* begin Recorded data *

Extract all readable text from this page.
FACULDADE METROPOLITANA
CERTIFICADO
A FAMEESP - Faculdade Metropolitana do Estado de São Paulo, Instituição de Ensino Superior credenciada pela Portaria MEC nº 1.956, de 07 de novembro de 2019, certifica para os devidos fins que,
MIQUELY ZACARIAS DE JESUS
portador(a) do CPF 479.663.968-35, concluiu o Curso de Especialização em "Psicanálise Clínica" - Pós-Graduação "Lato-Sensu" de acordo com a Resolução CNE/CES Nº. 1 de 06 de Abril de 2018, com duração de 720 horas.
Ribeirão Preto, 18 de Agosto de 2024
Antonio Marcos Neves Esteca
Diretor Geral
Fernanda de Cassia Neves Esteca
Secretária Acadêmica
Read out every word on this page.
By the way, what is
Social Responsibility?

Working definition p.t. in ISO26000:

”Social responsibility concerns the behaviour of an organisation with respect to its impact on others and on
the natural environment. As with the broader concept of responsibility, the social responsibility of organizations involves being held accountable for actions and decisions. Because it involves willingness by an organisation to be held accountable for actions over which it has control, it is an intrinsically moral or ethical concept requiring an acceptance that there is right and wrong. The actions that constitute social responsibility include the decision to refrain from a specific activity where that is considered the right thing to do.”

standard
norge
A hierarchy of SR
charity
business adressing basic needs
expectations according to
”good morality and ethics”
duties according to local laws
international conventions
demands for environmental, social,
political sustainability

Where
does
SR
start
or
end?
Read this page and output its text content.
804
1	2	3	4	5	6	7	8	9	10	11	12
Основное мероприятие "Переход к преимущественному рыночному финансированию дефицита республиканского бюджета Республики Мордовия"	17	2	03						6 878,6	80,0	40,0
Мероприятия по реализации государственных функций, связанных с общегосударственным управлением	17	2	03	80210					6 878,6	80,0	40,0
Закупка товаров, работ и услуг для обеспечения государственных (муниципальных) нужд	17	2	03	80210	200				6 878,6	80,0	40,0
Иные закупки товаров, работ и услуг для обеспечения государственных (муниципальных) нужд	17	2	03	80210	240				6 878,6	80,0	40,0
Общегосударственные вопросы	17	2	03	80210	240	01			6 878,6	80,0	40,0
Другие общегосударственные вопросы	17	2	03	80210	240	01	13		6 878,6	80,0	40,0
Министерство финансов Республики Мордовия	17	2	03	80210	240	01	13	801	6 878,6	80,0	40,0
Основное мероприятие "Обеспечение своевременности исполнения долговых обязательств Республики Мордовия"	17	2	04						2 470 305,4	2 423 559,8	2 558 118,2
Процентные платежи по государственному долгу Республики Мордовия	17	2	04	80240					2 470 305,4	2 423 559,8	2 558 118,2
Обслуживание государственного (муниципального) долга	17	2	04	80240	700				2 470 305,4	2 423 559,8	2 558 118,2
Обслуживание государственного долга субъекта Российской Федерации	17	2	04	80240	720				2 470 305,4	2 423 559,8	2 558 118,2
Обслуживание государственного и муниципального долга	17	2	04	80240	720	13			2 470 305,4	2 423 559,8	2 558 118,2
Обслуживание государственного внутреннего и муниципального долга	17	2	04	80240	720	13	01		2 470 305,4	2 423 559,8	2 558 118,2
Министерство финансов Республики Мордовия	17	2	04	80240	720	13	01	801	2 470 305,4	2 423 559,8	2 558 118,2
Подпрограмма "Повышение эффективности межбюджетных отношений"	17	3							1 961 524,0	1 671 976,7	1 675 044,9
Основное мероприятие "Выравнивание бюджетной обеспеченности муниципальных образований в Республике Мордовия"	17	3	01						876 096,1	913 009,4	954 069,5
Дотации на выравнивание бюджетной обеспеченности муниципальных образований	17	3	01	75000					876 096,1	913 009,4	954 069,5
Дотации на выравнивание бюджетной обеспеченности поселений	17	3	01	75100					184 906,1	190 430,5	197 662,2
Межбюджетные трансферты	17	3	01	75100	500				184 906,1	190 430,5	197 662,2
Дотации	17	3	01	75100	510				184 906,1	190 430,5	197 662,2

* end Recorded data *

Write out all the records above again, exactly as they stand.

Extract all readable text from this page.
FACULDADE METROPOLITANA
CERTIFICADO
A FAMEESP - Faculdade Metropolitana do Estado de São Paulo, Instituição de Ensino Superior credenciada pela Portaria MEC nº 1.956, de 07 de novembro de 2019, certifica para os devidos fins que,
MIQUELY ZACARIAS DE JESUS
portador(a) do CPF 479.663.968-35, concluiu o Curso de Especialização em "Psicanálise Clínica" - Pós-Graduação "Lato-Sensu" de acordo com a Resolução CNE/CES Nº. 1 de 06 de Abril de 2018, com duração de 720 horas.
Ribeirão Preto, 18 de Agosto de 2024
Antonio Marcos Neves Esteca
Diretor Geral
Fernanda de Cassia Neves Esteca
Secretária Acadêmica
Read out every word on this page.
By the way, what is
Social Responsibility?

Working definition p.t. in ISO26000:

”Social responsibility concerns the behaviour of an organisation with respect to its impact on others and on
the natural environment. As with the broader concept of responsibility, the social responsibility of organizations involves being held accountable for actions and decisions. Because it involves willingness by an organisation to be held accountable for actions over which it has control, it is an intrinsically moral or ethical concept requiring an acceptance that there is right and wrong. The actions that constitute social responsibility include the decision to refrain from a specific activity where that is considered the right thing to do.”

standard
norge
A hierarchy of SR
charity
business adressing basic needs
expectations according to
”good morality and ethics”
duties according to local laws
international conventions
demands for environmental, social,
political sustainability

Where
does
SR
start
or
end?
Read this page and output its text content.
804
1	2	3	4	5	6	7	8	9	10	11	12
Основное мероприятие "Переход к преимущественному рыночному финансированию дефицита республиканского бюджета Республики Мордовия"	17	2	03						6 878,6	80,0	40,0
Мероприятия по реализации государственных функций, связанных с общегосударственным управлением	17	2	03	80210					6 878,6	80,0	40,0
Закупка товаров, работ и услуг для обеспечения государственных (муниципальных) нужд	17	2	03	80210	200				6 878,6	80,0	40,0
Иные закупки товаров, работ и услуг для обеспечения государственных (муниципальных) нужд	17	2	03	80210	240				6 878,6	80,0	40,0
Общегосударственные вопросы	17	2	03	80210	240	01			6 878,6	80,0	40,0
Другие общегосударственные вопросы	17	2	03	80210	240	01	13		6 878,6	80,0	40,0
Министерство финансов Республики Мордовия	17	2	03	80210	240	01	13	801	6 878,6	80,0	40,0
Основное мероприятие "Обеспечение своевременности исполнения долговых обязательств Республики Мордовия"	17	2	04						2 470 305,4	2 423 559,8	2 558 118,2
Процентные платежи по государственному долгу Республики Мордовия	17	2	04	80240					2 470 305,4	2 423 559,8	2 558 118,2
Обслуживание государственного (муниципального) долга	17	2	04	80240	700				2 470 305,4	2 423 559,8	2 558 118,2
Обслуживание государственного долга субъекта Российской Федерации	17	2	04	80240	720				2 470 305,4	2 423 559,8	2 558 118,2
Обслуживание государственного и муниципального долга	17	2	04	80240	720	13			2 470 305,4	2 423 559,8	2 558 118,2
Обслуживание государственного внутреннего и муниципального долга	17	2	04	80240	720	13	01		2 470 305,4	2 423 559,8	2 558 118,2
Министерство финансов Республики Мордовия	17	2	04	80240	720	13	01	801	2 470 305,4	2 423 559,8	2 558 118,2
Подпрограмма "Повышение эффективности межбюджетных отношений"	17	3							1 961 524,0	1 671 976,7	1 675 044,9
Основное мероприятие "Выравнивание бюджетной обеспеченности муниципальных образований в Республике Мордовия"	17	3	01						876 096,1	913 009,4	954 069,5
Дотации на выравнивание бюджетной обеспеченности муниципальных образований	17	3	01	75000					876 096,1	913 009,4	954 069,5
Дотации на выравнивание бюджетной обеспеченности поселений	17	3	01	75100					184 906,1	190 430,5	197 662,2
Межбюджетные трансферты	17	3	01	75100	500				184 906,1	190 430,5	197 662,2
Дотации	17	3	01	75100	510				184 906,1	190 430,5	197 662,2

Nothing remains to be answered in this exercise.